> _Stored data entries_
::::::
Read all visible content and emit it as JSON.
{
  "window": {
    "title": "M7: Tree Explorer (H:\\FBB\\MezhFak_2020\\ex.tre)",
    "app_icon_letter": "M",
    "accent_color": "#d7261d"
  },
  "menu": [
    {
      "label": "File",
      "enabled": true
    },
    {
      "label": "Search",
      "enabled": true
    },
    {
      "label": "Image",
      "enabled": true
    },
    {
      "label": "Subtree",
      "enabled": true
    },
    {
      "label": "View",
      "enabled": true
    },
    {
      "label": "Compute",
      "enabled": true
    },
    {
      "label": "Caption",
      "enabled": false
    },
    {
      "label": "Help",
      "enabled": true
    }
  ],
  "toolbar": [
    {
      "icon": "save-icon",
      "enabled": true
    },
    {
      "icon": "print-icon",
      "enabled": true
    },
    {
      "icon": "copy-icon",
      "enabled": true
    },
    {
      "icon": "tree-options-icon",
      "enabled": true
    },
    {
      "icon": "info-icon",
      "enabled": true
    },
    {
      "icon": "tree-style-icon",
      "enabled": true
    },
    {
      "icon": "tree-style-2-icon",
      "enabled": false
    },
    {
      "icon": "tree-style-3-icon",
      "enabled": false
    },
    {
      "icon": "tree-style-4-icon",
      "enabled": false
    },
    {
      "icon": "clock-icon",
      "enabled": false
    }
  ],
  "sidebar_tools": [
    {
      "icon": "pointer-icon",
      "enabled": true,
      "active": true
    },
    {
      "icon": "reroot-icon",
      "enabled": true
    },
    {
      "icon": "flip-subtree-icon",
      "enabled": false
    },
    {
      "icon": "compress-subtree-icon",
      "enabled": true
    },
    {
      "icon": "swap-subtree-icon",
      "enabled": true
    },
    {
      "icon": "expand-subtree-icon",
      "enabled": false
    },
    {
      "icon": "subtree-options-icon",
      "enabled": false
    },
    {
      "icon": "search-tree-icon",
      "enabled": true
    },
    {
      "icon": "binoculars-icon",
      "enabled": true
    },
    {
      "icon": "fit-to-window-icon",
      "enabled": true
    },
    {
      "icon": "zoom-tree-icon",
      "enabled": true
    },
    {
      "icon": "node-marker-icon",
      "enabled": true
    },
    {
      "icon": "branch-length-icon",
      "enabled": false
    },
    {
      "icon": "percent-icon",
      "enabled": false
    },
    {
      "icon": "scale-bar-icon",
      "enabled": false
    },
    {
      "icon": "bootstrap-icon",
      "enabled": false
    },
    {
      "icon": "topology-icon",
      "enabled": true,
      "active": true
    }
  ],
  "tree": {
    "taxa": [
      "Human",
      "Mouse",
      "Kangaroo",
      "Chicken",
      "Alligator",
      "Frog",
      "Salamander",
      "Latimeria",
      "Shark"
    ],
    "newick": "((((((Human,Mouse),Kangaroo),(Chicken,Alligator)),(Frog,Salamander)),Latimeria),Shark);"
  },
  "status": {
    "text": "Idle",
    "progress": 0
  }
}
::::::
> _Work to do_
All lines that include "Human" are to be gathered and copied.

> _The result_
      "Human",
    "newick": "((((((Human,Mouse),Kangaroo),(Chicken,Alligator)),(Frog,Salamander)),Latimeria),Shark);"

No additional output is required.